Exercise goal
Please find all lines in the data that hold the string "avec" and copy them.

[Stored records]
>> Begin
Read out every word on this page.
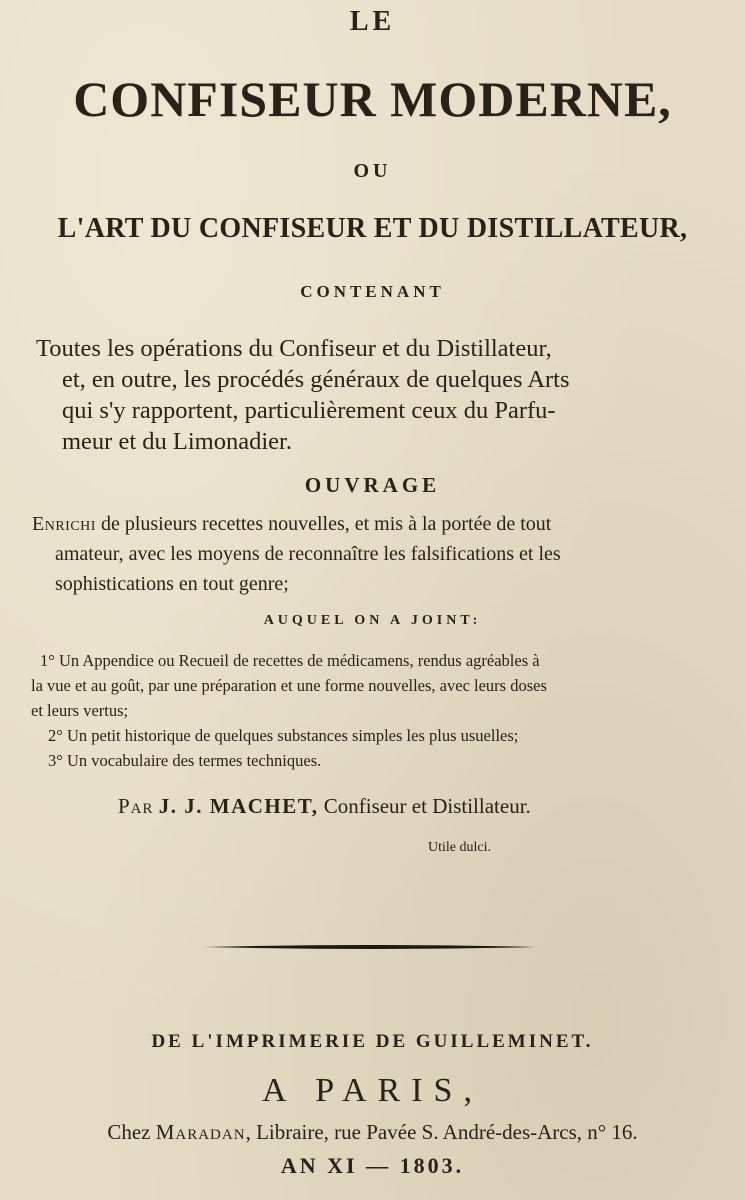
LE
CONFISEUR MODERNE,
OU
L'ART DU CONFISEUR ET DU DISTILLATEUR,
CONTENANT
Toutes les opérations du Confiseur et du Distillateur,
et, en outre, les procédés généraux de quelques Arts
qui s'y rapportent, particulièrement ceux du Parfu-
meur et du Limonadier.
OUVRAGE
Enrichi de plusieurs recettes nouvelles, et mis à la portée de tout
amateur, avec les moyens de reconnaître les falsifications et les
sophistications en tout genre;
AUQUEL ON A JOINT:
1° Un Appendice ou Recueil de recettes de médicamens, rendus agréables à
la vue et au goût, par une préparation et une forme nouvelles, avec leurs doses
et leurs vertus;
2° Un petit historique de quelques substances simples les plus usuelles;
3° Un vocabulaire des termes techniques.
Par J. J. MACHET, Confiseur et Distillateur.
Utile dulci.
DE L'IMPRIMERIE DE GUILLEMINET.
A PARIS,
Chez Maradan, Libraire, rue Pavée S. André-des-Arcs, n° 16.
AN XI — 1803.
>> End
Complete response
amateur, avec les moyens de reconnaître les falsifications et les
la vue et au goût, par une préparation et une forme nouvelles, avec leurs doses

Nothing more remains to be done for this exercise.